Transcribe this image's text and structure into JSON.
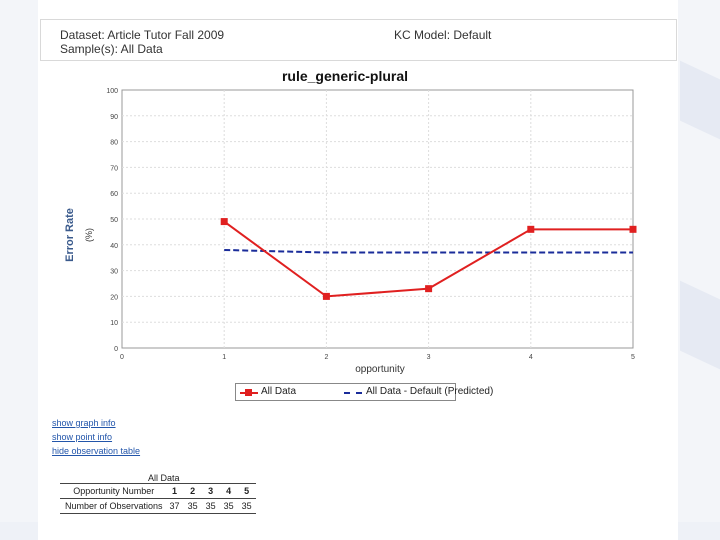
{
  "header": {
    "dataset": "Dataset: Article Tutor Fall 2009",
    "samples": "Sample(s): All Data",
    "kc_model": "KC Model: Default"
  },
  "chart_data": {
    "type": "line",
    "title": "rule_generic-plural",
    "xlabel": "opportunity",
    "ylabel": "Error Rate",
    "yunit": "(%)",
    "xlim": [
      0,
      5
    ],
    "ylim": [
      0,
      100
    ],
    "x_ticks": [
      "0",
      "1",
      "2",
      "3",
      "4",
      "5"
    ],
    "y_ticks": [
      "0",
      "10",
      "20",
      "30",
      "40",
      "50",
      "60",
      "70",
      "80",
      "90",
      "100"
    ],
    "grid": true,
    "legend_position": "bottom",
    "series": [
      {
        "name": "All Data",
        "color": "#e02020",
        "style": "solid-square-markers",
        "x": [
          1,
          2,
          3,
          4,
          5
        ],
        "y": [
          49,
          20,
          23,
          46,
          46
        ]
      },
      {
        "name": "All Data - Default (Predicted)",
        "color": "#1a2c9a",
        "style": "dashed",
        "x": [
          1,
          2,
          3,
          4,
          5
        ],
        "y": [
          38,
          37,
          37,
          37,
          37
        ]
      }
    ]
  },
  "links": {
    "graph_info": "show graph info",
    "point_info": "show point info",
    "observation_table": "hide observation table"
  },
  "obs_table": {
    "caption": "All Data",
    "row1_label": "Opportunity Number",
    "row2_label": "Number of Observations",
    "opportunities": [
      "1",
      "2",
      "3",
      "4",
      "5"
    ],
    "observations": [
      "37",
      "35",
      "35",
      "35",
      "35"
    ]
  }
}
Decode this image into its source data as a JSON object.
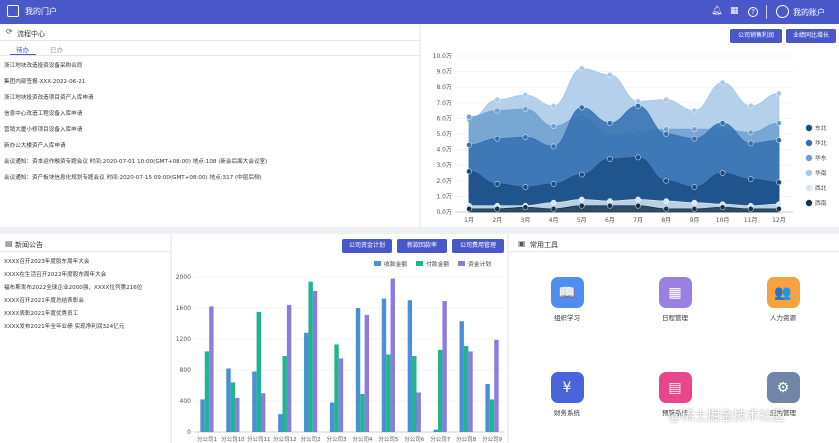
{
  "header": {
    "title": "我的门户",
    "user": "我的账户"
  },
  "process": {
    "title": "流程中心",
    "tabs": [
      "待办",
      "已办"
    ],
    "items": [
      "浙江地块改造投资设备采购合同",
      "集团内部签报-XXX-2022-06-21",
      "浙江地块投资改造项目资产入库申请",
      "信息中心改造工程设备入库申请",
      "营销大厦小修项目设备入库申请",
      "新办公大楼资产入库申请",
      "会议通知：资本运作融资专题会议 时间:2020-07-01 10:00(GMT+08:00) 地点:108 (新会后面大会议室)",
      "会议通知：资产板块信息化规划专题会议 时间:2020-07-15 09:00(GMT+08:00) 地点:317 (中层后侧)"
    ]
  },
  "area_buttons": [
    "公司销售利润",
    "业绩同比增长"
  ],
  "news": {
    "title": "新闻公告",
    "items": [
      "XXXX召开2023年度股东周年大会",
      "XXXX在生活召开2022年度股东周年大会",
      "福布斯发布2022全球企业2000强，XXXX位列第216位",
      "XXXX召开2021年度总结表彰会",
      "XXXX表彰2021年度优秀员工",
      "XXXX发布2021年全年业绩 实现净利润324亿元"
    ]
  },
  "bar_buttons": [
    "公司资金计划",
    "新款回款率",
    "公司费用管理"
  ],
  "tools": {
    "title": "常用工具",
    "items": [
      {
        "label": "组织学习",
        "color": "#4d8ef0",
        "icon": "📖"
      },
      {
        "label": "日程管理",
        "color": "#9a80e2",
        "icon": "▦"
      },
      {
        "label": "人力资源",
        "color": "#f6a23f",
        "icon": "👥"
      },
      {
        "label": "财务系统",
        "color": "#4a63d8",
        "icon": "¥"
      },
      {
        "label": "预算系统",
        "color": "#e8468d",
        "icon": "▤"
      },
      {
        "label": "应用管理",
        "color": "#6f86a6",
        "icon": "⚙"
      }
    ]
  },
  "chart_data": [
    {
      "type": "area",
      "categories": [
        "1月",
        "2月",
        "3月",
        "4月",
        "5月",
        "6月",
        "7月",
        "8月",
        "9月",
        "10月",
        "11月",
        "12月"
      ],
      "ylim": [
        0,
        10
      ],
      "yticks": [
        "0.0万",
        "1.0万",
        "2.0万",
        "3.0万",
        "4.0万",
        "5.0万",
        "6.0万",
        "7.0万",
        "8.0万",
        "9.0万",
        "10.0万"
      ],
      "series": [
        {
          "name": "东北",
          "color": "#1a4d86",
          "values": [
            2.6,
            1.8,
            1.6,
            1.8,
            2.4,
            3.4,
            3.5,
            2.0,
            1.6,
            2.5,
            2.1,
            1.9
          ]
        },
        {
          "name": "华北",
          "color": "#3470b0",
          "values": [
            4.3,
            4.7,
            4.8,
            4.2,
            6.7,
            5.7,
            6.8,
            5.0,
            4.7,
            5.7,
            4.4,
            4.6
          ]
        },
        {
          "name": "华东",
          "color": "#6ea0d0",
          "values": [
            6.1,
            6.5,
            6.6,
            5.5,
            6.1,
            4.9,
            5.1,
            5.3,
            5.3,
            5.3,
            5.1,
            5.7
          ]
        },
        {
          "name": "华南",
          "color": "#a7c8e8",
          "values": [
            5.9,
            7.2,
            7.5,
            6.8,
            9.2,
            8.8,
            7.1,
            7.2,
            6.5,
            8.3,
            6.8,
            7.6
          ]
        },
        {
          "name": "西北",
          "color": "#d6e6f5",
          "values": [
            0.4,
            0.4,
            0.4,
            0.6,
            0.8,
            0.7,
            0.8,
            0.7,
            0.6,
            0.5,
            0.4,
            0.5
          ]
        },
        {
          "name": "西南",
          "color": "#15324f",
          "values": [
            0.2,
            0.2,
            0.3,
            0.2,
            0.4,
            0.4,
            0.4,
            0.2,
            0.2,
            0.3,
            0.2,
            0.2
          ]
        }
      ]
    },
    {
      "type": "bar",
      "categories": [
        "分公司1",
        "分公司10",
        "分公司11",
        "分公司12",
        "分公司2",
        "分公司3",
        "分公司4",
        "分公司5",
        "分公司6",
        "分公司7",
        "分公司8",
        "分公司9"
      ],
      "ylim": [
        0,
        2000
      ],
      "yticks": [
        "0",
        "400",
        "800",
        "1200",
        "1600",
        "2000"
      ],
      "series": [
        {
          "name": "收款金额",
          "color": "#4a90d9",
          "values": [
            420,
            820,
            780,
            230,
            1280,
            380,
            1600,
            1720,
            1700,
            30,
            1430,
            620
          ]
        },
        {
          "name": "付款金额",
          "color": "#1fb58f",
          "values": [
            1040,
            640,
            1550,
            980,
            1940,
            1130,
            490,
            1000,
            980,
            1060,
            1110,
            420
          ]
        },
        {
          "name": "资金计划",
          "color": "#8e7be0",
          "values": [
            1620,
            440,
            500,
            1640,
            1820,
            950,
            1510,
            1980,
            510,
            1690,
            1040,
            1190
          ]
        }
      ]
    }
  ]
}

# [Request]
Using the listing above, gather each line that holds the string "title" and copy it.

# [Output for this task]
    "title": "rule_generic-plural",
    "title": "我的门户",
    "title": "流程中心",
    "title": "新闻公告",
    "title": "常用工具",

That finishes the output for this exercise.